══ GIVEN INFORMATION
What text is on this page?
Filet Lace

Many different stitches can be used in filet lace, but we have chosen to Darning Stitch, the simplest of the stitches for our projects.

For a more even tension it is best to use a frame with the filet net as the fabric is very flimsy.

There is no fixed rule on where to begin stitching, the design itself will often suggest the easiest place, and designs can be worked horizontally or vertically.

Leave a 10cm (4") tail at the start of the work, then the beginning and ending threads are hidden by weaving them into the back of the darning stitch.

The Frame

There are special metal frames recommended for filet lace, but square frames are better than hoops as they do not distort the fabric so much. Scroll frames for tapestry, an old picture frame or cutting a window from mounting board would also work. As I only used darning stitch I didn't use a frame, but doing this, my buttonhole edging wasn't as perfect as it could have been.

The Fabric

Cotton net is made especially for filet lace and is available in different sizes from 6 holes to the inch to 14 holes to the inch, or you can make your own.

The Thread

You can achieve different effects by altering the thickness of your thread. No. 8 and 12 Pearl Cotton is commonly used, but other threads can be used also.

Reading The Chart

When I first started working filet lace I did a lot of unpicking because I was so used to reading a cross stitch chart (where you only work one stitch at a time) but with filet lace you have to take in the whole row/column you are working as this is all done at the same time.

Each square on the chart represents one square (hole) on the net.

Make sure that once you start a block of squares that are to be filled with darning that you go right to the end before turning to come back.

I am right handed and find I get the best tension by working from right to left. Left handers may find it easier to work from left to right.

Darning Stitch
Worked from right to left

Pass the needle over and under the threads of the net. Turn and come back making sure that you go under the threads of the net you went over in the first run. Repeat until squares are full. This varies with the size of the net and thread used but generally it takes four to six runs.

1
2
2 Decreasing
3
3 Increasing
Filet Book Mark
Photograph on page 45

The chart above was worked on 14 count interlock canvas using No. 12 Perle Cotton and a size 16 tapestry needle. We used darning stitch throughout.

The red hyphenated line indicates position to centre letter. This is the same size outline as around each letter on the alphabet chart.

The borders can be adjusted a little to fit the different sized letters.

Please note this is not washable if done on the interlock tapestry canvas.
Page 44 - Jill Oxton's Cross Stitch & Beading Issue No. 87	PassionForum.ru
════
| TASK TO COMPLETE |
Select and copy every line from the records that includes the word "sure".

| FULL ANSWER |
Make sure that once you start a block of squares that are to be filled with darning that you go right to the end before turning to come back.
Pass the needle over and under the threads of the net. Turn and come back making sure that you go under the threads of the net you went over in the first run. Repeat until squares are full. This varies with the size of the net and thread used but generally it takes four to six runs.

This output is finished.